-- begin Listed records --

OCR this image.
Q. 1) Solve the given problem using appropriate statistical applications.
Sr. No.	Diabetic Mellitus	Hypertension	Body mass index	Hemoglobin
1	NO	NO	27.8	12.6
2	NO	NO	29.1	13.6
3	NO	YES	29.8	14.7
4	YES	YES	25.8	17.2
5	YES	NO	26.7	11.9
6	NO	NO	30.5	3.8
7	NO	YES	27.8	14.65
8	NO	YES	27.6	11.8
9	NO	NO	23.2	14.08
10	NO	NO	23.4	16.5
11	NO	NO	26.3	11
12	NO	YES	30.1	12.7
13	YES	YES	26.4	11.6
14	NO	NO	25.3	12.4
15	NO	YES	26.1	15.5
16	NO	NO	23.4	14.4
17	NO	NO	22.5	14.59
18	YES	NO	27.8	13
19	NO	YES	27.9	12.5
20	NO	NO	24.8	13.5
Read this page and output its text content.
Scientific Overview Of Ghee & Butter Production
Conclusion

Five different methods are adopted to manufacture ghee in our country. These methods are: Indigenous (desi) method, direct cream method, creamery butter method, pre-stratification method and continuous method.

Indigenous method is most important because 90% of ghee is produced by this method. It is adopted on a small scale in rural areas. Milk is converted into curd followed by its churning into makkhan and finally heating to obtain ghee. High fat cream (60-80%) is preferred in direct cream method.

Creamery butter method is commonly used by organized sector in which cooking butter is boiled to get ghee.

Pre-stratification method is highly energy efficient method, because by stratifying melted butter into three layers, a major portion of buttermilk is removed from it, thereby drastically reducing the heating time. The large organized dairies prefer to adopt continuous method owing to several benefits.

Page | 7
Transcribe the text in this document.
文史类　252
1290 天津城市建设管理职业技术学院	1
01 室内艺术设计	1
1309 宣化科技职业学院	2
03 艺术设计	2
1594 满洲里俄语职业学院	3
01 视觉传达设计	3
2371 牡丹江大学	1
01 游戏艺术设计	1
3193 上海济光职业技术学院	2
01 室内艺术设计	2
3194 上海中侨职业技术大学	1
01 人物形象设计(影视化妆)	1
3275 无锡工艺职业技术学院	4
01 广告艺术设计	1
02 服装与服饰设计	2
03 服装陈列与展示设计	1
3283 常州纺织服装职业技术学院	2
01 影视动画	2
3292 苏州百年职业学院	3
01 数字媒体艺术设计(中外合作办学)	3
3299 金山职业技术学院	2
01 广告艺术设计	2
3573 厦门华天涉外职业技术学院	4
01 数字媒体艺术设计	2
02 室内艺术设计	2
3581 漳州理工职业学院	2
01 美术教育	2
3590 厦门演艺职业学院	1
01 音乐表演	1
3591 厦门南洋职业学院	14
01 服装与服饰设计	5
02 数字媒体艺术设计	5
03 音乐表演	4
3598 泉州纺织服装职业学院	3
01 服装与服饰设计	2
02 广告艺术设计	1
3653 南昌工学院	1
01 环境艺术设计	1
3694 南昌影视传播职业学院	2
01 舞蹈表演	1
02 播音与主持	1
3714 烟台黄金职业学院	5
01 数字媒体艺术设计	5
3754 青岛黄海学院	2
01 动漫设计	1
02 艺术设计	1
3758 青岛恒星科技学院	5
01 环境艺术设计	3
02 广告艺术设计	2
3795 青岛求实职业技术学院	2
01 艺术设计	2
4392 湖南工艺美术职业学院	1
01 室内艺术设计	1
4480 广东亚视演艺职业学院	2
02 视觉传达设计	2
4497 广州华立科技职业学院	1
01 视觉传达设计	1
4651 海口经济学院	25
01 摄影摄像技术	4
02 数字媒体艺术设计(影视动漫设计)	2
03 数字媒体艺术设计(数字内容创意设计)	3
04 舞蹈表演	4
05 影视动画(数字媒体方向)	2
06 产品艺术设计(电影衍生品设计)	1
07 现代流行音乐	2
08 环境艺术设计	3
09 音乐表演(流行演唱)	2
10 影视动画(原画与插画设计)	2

-- end Listed records --

Write each line above out exactly.

### Written answer
OCR this image.
Q. 1) Solve the given problem using appropriate statistical applications.
Sr. No.	Diabetic Mellitus	Hypertension	Body mass index	Hemoglobin
1	NO	NO	27.8	12.6
2	NO	NO	29.1	13.6
3	NO	YES	29.8	14.7
4	YES	YES	25.8	17.2
5	YES	NO	26.7	11.9
6	NO	NO	30.5	3.8
7	NO	YES	27.8	14.65
8	NO	YES	27.6	11.8
9	NO	NO	23.2	14.08
10	NO	NO	23.4	16.5
11	NO	NO	26.3	11
12	NO	YES	30.1	12.7
13	YES	YES	26.4	11.6
14	NO	NO	25.3	12.4
15	NO	YES	26.1	15.5
16	NO	NO	23.4	14.4
17	NO	NO	22.5	14.59
18	YES	NO	27.8	13
19	NO	YES	27.9	12.5
20	NO	NO	24.8	13.5
Read this page and output its text content.
Scientific Overview Of Ghee & Butter Production
Conclusion

Five different methods are adopted to manufacture ghee in our country. These methods are: Indigenous (desi) method, direct cream method, creamery butter method, pre-stratification method and continuous method.

Indigenous method is most important because 90% of ghee is produced by this method. It is adopted on a small scale in rural areas. Milk is converted into curd followed by its churning into makkhan and finally heating to obtain ghee. High fat cream (60-80%) is preferred in direct cream method.

Creamery butter method is commonly used by organized sector in which cooking butter is boiled to get ghee.

Pre-stratification method is highly energy efficient method, because by stratifying melted butter into three layers, a major portion of buttermilk is removed from it, thereby drastically reducing the heating time. The large organized dairies prefer to adopt continuous method owing to several benefits.

Page | 7
Transcribe the text in this document.
文史类　252
1290 天津城市建设管理职业技术学院	1
01 室内艺术设计	1
1309 宣化科技职业学院	2
03 艺术设计	2
1594 满洲里俄语职业学院	3
01 视觉传达设计	3
2371 牡丹江大学	1
01 游戏艺术设计	1
3193 上海济光职业技术学院	2
01 室内艺术设计	2
3194 上海中侨职业技术大学	1
01 人物形象设计(影视化妆)	1
3275 无锡工艺职业技术学院	4
01 广告艺术设计	1
02 服装与服饰设计	2
03 服装陈列与展示设计	1
3283 常州纺织服装职业技术学院	2
01 影视动画	2
3292 苏州百年职业学院	3
01 数字媒体艺术设计(中外合作办学)	3
3299 金山职业技术学院	2
01 广告艺术设计	2
3573 厦门华天涉外职业技术学院	4
01 数字媒体艺术设计	2
02 室内艺术设计	2
3581 漳州理工职业学院	2
01 美术教育	2
3590 厦门演艺职业学院	1
01 音乐表演	1
3591 厦门南洋职业学院	14
01 服装与服饰设计	5
02 数字媒体艺术设计	5
03 音乐表演	4
3598 泉州纺织服装职业学院	3
01 服装与服饰设计	2
02 广告艺术设计	1
3653 南昌工学院	1
01 环境艺术设计	1
3694 南昌影视传播职业学院	2
01 舞蹈表演	1
02 播音与主持	1
3714 烟台黄金职业学院	5
01 数字媒体艺术设计	5
3754 青岛黄海学院	2
01 动漫设计	1
02 艺术设计	1
3758 青岛恒星科技学院	5
01 环境艺术设计	3
02 广告艺术设计	2
3795 青岛求实职业技术学院	2
01 艺术设计	2
4392 湖南工艺美术职业学院	1
01 室内艺术设计	1
4480 广东亚视演艺职业学院	2
02 视觉传达设计	2
4497 广州华立科技职业学院	1
01 视觉传达设计	1
4651 海口经济学院	25
01 摄影摄像技术	4
02 数字媒体艺术设计(影视动漫设计)	2
03 数字媒体艺术设计(数字内容创意设计)	3
04 舞蹈表演	4
05 影视动画(数字媒体方向)	2
06 产品艺术设计(电影衍生品设计)	1
07 现代流行音乐	2
08 环境艺术设计	3
09 音乐表演(流行演唱)	2
10 影视动画(原画与插画设计)	2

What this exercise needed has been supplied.